158 I do not therefore consider that the Cassimatises' affidavits establish a prima facie case on the foreseeability issue pleaded in ASIC's FASC. Specifically, they do not establish a prima facie case that the pleaded risk was not foreseeable. Nor do they establish a prima facie case that, if that risk was foreseeable, the degree of it was, in all the circumstances, so low that a reasonable person in the Cassimatises' position as directors of Storm would not have foreseen that it posed a risk to Storm. As with the Matthews in Fortron (see at [56] above), the Cassimatises have therefore not descended to particulars, nor addressed any of the pertinent factual matters on this issue as pleaded in ASIC's FASC. For these reasons, I consider the Cassimatises have failed on their second and third grounds in this application for summary dismissal.

| Dataset |
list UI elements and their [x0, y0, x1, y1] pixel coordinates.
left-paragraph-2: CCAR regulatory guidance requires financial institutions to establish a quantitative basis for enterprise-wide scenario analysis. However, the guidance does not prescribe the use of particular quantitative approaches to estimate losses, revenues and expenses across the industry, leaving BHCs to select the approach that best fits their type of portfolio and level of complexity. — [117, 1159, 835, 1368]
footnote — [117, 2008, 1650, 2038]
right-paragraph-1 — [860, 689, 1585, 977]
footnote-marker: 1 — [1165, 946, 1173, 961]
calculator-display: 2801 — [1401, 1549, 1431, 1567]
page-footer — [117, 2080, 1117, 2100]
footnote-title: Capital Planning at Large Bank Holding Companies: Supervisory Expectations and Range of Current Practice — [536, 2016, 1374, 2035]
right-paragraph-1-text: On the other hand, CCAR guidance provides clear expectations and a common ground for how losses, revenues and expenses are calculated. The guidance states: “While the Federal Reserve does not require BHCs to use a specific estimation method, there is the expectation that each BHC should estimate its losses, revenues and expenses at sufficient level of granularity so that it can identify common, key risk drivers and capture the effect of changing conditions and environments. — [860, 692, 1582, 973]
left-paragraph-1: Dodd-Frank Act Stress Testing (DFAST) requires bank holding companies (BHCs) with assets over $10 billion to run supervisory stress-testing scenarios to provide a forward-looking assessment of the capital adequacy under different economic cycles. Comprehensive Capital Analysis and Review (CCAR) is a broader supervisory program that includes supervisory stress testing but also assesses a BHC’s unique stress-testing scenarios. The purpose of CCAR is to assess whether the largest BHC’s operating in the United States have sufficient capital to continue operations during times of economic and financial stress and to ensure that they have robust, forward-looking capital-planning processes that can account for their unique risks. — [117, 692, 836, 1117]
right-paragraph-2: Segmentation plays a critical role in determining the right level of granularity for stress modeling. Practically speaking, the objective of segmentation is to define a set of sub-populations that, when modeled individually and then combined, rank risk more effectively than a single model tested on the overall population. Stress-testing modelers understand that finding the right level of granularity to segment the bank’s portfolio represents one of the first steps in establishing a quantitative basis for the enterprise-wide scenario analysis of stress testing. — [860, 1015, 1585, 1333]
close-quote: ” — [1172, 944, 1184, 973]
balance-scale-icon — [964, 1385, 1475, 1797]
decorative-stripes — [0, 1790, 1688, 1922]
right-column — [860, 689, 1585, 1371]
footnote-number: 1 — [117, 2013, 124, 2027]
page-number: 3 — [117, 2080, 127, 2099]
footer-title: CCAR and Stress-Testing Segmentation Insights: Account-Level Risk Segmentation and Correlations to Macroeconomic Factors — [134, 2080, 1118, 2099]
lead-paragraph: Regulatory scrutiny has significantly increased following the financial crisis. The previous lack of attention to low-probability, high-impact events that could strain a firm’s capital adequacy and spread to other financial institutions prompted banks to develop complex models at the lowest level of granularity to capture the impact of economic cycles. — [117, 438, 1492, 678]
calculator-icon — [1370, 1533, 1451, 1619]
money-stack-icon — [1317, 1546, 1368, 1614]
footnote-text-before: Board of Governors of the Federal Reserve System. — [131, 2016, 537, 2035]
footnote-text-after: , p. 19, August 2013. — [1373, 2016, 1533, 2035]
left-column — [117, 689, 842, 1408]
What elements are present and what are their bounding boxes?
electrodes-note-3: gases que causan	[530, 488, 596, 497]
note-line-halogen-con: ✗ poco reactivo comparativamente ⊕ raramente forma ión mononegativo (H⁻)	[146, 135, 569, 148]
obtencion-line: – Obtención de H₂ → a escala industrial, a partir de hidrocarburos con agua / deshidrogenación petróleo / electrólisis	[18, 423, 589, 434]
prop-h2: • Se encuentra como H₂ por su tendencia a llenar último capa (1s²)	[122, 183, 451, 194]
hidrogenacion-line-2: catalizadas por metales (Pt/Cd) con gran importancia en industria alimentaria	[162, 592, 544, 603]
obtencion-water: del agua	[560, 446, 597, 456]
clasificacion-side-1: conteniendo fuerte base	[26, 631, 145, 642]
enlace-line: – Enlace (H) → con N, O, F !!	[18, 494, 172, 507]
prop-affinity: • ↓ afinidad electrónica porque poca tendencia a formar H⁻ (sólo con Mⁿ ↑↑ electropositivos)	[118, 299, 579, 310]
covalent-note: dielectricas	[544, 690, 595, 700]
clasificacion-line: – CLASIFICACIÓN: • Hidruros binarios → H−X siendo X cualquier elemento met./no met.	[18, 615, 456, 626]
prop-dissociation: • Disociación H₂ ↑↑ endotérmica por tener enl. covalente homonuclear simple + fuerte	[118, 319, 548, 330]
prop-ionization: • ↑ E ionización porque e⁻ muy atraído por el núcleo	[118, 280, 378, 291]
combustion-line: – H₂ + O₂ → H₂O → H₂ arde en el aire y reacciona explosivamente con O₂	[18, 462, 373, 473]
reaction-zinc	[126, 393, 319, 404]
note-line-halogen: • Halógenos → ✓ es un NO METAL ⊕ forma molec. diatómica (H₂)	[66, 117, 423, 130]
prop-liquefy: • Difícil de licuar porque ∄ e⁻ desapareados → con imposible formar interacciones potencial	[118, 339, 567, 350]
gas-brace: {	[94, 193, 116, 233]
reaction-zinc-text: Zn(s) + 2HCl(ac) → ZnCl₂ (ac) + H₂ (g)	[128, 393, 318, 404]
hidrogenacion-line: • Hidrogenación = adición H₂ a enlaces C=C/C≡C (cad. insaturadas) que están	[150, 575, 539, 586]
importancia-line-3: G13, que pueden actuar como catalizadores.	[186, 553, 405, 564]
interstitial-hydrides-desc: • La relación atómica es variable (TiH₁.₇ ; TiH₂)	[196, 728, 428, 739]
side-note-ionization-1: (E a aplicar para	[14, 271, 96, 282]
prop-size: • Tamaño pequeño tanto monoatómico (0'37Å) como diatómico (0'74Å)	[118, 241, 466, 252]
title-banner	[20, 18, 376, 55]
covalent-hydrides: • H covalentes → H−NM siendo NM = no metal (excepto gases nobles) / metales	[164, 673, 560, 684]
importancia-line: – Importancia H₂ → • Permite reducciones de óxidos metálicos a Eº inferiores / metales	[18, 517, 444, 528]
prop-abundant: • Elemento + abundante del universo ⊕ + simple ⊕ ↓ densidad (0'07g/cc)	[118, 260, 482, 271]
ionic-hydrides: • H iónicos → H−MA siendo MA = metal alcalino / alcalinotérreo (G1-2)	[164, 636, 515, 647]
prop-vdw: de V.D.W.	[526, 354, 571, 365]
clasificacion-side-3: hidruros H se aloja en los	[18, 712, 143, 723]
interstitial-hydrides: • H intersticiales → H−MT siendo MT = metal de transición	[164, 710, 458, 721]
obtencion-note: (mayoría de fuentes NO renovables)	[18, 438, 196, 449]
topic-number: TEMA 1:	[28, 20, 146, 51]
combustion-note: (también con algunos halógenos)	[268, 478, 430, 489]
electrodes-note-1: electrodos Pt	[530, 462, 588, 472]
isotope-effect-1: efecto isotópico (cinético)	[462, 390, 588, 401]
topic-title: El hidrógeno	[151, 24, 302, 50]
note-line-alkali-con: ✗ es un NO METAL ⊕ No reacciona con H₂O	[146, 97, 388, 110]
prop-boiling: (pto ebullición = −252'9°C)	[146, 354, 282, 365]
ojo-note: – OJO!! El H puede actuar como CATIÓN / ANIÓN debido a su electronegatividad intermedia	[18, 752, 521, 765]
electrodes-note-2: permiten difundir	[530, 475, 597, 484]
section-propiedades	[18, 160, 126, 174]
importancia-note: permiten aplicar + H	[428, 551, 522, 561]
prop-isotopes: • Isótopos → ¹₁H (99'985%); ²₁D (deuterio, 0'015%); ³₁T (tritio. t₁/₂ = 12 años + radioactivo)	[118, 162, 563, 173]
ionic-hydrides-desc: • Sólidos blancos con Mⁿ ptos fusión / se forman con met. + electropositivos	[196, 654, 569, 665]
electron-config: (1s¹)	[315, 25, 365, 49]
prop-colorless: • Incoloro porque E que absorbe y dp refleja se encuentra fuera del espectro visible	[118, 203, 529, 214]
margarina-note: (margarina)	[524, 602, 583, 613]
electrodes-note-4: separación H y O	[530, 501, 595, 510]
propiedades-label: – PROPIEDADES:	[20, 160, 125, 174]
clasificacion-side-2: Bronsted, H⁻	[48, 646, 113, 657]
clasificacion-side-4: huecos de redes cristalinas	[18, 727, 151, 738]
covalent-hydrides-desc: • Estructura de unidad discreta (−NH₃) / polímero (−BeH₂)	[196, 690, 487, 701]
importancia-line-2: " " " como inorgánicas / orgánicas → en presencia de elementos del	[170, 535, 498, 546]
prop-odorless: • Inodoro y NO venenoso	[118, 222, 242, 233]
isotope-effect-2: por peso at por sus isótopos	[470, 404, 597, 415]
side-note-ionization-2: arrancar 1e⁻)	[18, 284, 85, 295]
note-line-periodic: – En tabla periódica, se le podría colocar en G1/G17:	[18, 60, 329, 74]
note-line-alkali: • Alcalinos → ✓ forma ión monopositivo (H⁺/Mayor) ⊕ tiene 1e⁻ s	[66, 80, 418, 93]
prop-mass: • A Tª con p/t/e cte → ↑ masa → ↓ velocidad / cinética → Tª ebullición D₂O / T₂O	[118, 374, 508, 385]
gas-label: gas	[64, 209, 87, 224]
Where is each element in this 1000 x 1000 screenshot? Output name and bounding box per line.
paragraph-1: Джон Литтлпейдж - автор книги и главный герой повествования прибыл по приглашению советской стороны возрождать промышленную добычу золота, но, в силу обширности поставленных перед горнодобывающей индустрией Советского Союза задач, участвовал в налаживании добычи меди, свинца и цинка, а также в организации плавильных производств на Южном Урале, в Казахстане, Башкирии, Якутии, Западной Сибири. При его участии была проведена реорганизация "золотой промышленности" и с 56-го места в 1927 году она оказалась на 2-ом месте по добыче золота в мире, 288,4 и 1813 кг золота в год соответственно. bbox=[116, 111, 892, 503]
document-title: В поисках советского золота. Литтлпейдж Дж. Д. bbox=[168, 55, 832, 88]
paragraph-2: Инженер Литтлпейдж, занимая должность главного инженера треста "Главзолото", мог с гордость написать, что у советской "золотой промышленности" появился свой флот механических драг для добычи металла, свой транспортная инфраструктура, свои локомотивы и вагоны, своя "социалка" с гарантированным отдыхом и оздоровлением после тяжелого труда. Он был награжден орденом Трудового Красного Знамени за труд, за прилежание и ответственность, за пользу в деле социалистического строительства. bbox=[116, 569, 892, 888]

| Problem A |
In the judgment passage on the Cassimatises' affidavits, on which grounds of their application for summary dismissal does the court find that the Cassimatises have failed?
| Problem B |
Decide whether each statement agrees with the judgment passage on the Cassimatises' affidavits. For each, answer yes or no and quote the words of the passage that decide it.
(i) The Cassimatises' affidavits establish a prima facie case that the pleaded risk was not foreseeable.
(ii) The Cassimatises were directors of Storm.
(iii) The court likens the Cassimatises' position to that of the Matthews in Fortron.
| Problem C |
Continue the judgment passage on the Cassimatises' affidavits from its last sentence.

| Final answer A |
Their second and third grounds.

| Final answer B |
(i) No: "they do not establish a prima facie case that the pleaded risk was not foreseeable."
(ii) Yes: "a reasonable person in the Cassimatises' position as directors of Storm"
(iii) Yes: "As with the Matthews in Fortron (see at [56] above), the Cassimatises have therefore not descended to particulars"

| Final answer C |
159 Before leaving this aspect of this application, I should make it clear that none of these conclusions should be taken as indicating that the Cassimatises may not ultimately be successful at the trial of these proceedings in using some, or all, of the facts pleaded in the "Further Matters of Defence" section of their defence, to defeat ASIC's claims. Nor that their claims that, over the years, no one expressed the view to them that Storm could be contravening the Corporations Act in the manner in which it provided its advice to its clients, is not a relevant circumstance that may be taken into account in determining whether or not they have contravened s 180(1) of the Corporations Act. Whether or not they do succeed on either or both of these matters will depend entirely on how, or if, they are advanced at trial.